Available records =

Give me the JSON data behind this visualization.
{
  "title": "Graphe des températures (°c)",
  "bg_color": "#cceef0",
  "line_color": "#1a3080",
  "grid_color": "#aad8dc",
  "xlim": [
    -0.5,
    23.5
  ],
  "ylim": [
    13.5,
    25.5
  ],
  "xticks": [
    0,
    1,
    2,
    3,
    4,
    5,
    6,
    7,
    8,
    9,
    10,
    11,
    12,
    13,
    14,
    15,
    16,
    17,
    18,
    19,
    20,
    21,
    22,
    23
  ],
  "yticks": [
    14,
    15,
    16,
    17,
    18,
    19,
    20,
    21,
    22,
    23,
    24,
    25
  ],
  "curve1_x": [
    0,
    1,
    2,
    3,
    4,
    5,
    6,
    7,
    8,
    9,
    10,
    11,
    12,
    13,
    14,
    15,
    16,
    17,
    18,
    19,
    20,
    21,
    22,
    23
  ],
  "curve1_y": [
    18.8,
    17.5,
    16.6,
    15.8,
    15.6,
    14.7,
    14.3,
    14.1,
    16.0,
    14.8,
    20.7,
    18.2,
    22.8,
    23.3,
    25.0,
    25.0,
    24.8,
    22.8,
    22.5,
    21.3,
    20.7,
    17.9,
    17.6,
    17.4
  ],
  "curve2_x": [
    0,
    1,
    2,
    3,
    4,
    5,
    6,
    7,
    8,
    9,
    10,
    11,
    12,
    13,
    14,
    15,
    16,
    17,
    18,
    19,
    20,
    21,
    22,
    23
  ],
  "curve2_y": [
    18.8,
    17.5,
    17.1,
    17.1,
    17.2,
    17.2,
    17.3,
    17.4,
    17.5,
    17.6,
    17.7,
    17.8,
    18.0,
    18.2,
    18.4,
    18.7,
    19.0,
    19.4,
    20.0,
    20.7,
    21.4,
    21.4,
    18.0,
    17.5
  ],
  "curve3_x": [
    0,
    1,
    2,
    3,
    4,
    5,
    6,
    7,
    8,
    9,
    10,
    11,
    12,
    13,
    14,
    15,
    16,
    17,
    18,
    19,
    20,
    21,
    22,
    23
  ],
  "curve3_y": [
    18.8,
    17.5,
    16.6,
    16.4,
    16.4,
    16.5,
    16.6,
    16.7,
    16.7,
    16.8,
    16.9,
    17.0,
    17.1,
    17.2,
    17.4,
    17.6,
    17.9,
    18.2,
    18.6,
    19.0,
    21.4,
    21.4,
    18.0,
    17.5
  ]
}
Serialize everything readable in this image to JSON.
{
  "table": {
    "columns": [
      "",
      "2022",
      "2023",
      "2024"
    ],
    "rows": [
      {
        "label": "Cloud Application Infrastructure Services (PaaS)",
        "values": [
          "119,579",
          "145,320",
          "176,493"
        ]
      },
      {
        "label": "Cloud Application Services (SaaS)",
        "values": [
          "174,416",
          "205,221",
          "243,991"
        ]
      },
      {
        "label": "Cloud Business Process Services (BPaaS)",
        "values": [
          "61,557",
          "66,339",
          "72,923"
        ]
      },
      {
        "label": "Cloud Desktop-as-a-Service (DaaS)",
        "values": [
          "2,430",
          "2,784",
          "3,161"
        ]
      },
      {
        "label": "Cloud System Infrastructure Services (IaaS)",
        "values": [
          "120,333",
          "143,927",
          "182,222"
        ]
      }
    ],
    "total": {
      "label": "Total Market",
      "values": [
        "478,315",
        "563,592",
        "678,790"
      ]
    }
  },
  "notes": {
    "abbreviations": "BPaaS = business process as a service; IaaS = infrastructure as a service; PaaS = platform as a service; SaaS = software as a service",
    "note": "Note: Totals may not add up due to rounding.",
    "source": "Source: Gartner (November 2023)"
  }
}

Objective = List every line above that holds the word "SaaS".

Finished answer =
        "label": "Cloud Application Services (SaaS)",
    "abbreviations": "BPaaS = business process as a service; IaaS = infrastructure as a service; PaaS = platform as a service; SaaS = software as a service",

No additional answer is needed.